Lines of data:
──────────────────────────────

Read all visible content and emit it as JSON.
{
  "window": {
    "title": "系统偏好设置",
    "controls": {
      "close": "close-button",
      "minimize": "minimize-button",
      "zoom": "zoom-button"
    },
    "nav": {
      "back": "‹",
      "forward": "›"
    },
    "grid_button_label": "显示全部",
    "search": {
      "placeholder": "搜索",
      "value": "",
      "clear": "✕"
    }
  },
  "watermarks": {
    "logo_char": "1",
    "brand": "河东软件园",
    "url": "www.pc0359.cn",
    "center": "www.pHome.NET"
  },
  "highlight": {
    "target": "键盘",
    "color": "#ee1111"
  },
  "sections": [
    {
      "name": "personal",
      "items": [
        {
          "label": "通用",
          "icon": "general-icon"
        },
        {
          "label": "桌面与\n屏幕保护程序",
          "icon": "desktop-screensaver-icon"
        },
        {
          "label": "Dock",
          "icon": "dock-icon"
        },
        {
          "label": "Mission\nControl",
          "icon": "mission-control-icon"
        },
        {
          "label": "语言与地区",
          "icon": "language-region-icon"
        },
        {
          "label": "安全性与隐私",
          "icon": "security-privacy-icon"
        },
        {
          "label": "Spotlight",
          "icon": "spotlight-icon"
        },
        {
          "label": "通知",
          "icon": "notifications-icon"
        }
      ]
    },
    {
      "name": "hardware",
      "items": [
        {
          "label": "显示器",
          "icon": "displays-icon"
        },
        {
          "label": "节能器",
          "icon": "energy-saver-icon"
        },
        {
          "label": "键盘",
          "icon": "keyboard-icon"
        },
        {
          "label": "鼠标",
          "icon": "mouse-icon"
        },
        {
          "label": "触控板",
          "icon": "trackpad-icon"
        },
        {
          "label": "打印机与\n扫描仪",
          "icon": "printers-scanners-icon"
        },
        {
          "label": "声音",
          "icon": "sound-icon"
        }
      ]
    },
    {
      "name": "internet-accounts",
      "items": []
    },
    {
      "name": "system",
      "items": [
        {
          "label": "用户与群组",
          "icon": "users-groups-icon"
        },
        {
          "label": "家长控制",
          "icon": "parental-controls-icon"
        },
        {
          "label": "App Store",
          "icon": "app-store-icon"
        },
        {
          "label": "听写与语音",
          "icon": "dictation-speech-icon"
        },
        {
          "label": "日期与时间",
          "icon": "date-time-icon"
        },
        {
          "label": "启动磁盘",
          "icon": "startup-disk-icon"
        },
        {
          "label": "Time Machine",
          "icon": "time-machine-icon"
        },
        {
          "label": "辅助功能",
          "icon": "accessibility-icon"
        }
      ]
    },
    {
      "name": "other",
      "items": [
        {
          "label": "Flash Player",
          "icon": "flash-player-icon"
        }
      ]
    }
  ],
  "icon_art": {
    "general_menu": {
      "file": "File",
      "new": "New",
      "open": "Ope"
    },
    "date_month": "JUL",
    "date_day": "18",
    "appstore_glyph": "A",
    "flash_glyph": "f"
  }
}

──────────────────────────────

Faithfully copy every entry, leaving nothing out.

Read all visible content and emit it as JSON.
{
  "window": {
    "title": "系统偏好设置",
    "controls": {
      "close": "close-button",
      "minimize": "minimize-button",
      "zoom": "zoom-button"
    },
    "nav": {
      "back": "‹",
      "forward": "›"
    },
    "grid_button_label": "显示全部",
    "search": {
      "placeholder": "搜索",
      "value": "",
      "clear": "✕"
    }
  },
  "watermarks": {
    "logo_char": "1",
    "brand": "河东软件园",
    "url": "www.pc0359.cn",
    "center": "www.pHome.NET"
  },
  "highlight": {
    "target": "键盘",
    "color": "#ee1111"
  },
  "sections": [
    {
      "name": "personal",
      "items": [
        {
          "label": "通用",
          "icon": "general-icon"
        },
        {
          "label": "桌面与\n屏幕保护程序",
          "icon": "desktop-screensaver-icon"
        },
        {
          "label": "Dock",
          "icon": "dock-icon"
        },
        {
          "label": "Mission\nControl",
          "icon": "mission-control-icon"
        },
        {
          "label": "语言与地区",
          "icon": "language-region-icon"
        },
        {
          "label": "安全性与隐私",
          "icon": "security-privacy-icon"
        },
        {
          "label": "Spotlight",
          "icon": "spotlight-icon"
        },
        {
          "label": "通知",
          "icon": "notifications-icon"
        }
      ]
    },
    {
      "name": "hardware",
      "items": [
        {
          "label": "显示器",
          "icon": "displays-icon"
        },
        {
          "label": "节能器",
          "icon": "energy-saver-icon"
        },
        {
          "label": "键盘",
          "icon": "keyboard-icon"
        },
        {
          "label": "鼠标",
          "icon": "mouse-icon"
        },
        {
          "label": "触控板",
          "icon": "trackpad-icon"
        },
        {
          "label": "打印机与\n扫描仪",
          "icon": "printers-scanners-icon"
        },
        {
          "label": "声音",
          "icon": "sound-icon"
        }
      ]
    },
    {
      "name": "internet-accounts",
      "items": []
    },
    {
      "name": "system",
      "items": [
        {
          "label": "用户与群组",
          "icon": "users-groups-icon"
        },
        {
          "label": "家长控制",
          "icon": "parental-controls-icon"
        },
        {
          "label": "App Store",
          "icon": "app-store-icon"
        },
        {
          "label": "听写与语音",
          "icon": "dictation-speech-icon"
        },
        {
          "label": "日期与时间",
          "icon": "date-time-icon"
        },
        {
          "label": "启动磁盘",
          "icon": "startup-disk-icon"
        },
        {
          "label": "Time Machine",
          "icon": "time-machine-icon"
        },
        {
          "label": "辅助功能",
          "icon": "accessibility-icon"
        }
      ]
    },
    {
      "name": "other",
      "items": [
        {
          "label": "Flash Player",
          "icon": "flash-player-icon"
        }
      ]
    }
  ],
  "icon_art": {
    "general_menu": {
      "file": "File",
      "new": "New",
      "open": "Ope"
    },
    "date_month": "JUL",
    "date_day": "18",
    "appstore_glyph": "A",
    "flash_glyph": "f"
  }
}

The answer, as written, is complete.